## TASK REQUIREMENTS
Restate the records in their entirety, word for word.

Dataset items

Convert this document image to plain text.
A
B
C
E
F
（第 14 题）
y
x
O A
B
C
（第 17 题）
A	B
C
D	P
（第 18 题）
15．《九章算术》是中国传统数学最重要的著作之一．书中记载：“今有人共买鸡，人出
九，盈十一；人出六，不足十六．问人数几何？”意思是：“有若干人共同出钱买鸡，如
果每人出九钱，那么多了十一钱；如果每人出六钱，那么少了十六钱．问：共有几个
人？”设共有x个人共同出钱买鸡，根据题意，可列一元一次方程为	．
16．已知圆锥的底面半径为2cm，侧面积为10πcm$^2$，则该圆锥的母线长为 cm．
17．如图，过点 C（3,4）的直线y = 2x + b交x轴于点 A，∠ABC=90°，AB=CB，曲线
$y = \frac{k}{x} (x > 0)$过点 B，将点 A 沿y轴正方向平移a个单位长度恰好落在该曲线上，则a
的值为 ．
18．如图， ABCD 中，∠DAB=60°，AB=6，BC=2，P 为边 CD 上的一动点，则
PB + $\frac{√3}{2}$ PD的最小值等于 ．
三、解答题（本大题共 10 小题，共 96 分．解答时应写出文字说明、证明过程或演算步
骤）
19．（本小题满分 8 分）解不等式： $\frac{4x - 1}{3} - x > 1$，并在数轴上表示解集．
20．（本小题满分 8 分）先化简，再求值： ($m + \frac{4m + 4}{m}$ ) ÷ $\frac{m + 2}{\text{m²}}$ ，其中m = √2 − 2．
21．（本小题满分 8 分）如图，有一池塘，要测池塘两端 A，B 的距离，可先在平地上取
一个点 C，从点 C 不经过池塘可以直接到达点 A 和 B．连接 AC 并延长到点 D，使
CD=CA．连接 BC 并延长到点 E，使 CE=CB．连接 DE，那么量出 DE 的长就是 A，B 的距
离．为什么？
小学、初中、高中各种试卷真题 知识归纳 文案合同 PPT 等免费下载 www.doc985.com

## RESULT BELOW
Convert this document image to plain text.
A
B
C
E
F
（第 14 题）
y
x
O A
B
C
（第 17 题）
A	B
C
D	P
（第 18 题）
15．《九章算术》是中国传统数学最重要的著作之一．书中记载：“今有人共买鸡，人出
九，盈十一；人出六，不足十六．问人数几何？”意思是：“有若干人共同出钱买鸡，如
果每人出九钱，那么多了十一钱；如果每人出六钱，那么少了十六钱．问：共有几个
人？”设共有x个人共同出钱买鸡，根据题意，可列一元一次方程为	．
16．已知圆锥的底面半径为2cm，侧面积为10πcm$^2$，则该圆锥的母线长为 cm．
17．如图，过点 C（3,4）的直线y = 2x + b交x轴于点 A，∠ABC=90°，AB=CB，曲线
$y = \frac{k}{x} (x > 0)$过点 B，将点 A 沿y轴正方向平移a个单位长度恰好落在该曲线上，则a
的值为 ．
18．如图， ABCD 中，∠DAB=60°，AB=6，BC=2，P 为边 CD 上的一动点，则
PB + $\frac{√3}{2}$ PD的最小值等于 ．
三、解答题（本大题共 10 小题，共 96 分．解答时应写出文字说明、证明过程或演算步
骤）
19．（本小题满分 8 分）解不等式： $\frac{4x - 1}{3} - x > 1$，并在数轴上表示解集．
20．（本小题满分 8 分）先化简，再求值： ($m + \frac{4m + 4}{m}$ ) ÷ $\frac{m + 2}{\text{m²}}$ ，其中m = √2 − 2．
21．（本小题满分 8 分）如图，有一池塘，要测池塘两端 A，B 的距离，可先在平地上取
一个点 C，从点 C 不经过池塘可以直接到达点 A 和 B．连接 AC 并延长到点 D，使
CD=CA．连接 BC 并延长到点 E，使 CE=CB．连接 DE，那么量出 DE 的长就是 A，B 的距
离．为什么？
小学、初中、高中各种试卷真题 知识归纳 文案合同 PPT 等免费下载 www.doc985.com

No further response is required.